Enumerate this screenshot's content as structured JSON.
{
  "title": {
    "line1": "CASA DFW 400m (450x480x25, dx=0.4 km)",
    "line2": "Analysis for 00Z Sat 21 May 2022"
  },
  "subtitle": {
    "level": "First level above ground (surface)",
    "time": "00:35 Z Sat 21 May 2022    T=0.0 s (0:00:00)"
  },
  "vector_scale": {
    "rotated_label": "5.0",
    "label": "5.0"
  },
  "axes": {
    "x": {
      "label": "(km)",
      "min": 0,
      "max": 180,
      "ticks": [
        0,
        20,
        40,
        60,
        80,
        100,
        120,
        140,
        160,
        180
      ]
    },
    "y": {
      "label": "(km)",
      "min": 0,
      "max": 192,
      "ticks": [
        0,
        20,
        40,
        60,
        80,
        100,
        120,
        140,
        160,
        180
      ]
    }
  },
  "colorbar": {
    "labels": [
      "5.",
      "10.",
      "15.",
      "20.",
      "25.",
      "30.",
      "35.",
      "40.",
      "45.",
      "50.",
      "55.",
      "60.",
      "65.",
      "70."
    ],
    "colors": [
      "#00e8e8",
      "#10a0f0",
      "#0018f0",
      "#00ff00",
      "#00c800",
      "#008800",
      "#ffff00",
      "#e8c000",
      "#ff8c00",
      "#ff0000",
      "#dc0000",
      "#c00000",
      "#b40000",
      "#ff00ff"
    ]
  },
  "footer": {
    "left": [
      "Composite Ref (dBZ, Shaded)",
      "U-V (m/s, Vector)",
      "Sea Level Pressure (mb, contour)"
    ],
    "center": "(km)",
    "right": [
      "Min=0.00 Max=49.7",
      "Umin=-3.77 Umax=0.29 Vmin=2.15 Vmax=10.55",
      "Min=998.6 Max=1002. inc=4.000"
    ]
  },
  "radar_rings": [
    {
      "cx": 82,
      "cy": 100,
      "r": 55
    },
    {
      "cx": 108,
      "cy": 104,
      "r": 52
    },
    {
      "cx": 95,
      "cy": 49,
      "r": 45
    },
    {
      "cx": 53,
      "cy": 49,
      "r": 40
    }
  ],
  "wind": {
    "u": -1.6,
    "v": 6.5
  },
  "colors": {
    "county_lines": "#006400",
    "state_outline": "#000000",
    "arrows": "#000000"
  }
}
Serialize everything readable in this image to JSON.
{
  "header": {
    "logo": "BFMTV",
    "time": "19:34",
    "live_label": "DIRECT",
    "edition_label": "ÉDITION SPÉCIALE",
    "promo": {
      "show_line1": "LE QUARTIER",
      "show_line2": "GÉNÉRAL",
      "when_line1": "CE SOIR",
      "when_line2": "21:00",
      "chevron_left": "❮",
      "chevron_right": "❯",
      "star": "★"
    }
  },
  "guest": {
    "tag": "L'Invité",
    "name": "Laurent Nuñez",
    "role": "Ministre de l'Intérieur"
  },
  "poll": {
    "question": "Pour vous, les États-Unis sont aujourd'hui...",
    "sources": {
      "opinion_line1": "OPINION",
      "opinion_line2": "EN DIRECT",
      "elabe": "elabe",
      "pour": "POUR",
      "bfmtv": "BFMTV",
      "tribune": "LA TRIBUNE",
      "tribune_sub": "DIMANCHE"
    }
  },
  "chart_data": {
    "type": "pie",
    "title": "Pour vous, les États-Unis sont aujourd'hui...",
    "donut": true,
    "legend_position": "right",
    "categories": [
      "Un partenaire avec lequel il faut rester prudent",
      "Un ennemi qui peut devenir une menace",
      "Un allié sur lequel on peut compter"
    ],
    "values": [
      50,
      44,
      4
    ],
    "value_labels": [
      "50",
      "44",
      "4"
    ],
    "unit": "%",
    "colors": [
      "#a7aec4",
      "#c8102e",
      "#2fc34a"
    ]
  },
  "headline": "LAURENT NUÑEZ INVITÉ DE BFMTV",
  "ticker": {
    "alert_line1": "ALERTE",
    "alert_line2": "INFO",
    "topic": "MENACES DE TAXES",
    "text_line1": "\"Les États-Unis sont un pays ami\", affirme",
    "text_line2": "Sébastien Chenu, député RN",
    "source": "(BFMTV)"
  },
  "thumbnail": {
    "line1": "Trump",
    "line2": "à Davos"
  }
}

- - -

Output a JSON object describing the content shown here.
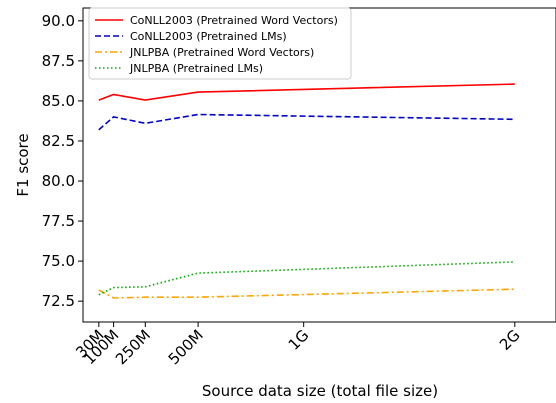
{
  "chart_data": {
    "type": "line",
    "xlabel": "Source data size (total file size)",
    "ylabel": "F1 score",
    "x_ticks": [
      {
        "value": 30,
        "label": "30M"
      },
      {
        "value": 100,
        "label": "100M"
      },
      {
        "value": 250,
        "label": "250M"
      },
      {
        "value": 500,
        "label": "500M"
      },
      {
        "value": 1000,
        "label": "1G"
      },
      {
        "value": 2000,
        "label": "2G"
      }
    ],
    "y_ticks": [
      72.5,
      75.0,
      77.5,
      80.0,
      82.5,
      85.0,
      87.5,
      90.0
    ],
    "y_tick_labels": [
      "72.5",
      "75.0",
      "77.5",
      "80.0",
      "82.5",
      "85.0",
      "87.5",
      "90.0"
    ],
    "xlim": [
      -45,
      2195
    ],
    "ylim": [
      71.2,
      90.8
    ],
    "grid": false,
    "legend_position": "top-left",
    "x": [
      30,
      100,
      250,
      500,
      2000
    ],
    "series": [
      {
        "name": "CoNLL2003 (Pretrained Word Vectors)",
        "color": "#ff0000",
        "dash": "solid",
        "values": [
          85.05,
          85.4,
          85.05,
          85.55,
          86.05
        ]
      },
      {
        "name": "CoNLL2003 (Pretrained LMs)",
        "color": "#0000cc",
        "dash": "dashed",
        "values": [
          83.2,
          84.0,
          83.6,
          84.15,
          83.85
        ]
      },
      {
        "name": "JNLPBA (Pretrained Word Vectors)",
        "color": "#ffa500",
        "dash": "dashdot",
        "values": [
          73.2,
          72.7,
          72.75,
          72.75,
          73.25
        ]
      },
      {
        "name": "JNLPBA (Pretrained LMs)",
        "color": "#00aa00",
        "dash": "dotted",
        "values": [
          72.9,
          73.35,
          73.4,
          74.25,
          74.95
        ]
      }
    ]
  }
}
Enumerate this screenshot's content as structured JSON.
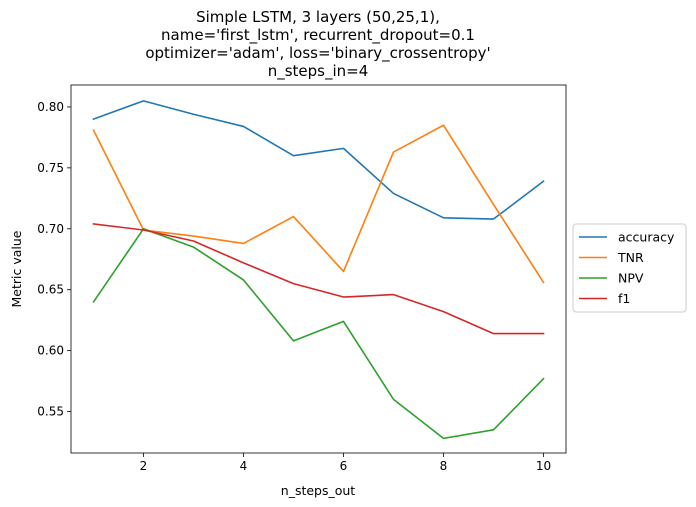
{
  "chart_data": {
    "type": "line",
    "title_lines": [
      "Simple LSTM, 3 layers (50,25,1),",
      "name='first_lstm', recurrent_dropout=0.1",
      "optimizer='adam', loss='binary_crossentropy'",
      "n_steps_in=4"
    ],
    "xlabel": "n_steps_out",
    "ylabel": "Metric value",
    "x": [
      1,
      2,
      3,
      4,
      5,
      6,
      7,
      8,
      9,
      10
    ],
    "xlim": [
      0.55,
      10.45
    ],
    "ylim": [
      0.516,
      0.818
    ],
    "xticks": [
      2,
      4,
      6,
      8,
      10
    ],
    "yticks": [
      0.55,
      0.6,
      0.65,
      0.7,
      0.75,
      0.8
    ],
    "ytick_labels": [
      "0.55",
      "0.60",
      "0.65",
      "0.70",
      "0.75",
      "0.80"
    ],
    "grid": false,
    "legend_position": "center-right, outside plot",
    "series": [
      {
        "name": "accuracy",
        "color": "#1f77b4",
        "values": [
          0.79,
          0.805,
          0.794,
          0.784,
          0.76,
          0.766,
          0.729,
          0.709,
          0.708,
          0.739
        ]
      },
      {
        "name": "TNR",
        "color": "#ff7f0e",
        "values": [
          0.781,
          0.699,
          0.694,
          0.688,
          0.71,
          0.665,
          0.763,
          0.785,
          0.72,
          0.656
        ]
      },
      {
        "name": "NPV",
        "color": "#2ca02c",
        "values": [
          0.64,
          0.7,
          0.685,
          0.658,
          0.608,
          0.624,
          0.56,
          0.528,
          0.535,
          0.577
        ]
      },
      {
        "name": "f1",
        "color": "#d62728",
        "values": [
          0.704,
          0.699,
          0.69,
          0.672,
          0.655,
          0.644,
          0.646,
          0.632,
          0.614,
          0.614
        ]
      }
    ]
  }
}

- - -

__Given task__:
Find how many lines in the records contain the string "Word", then give the number alone.

__Output__:
2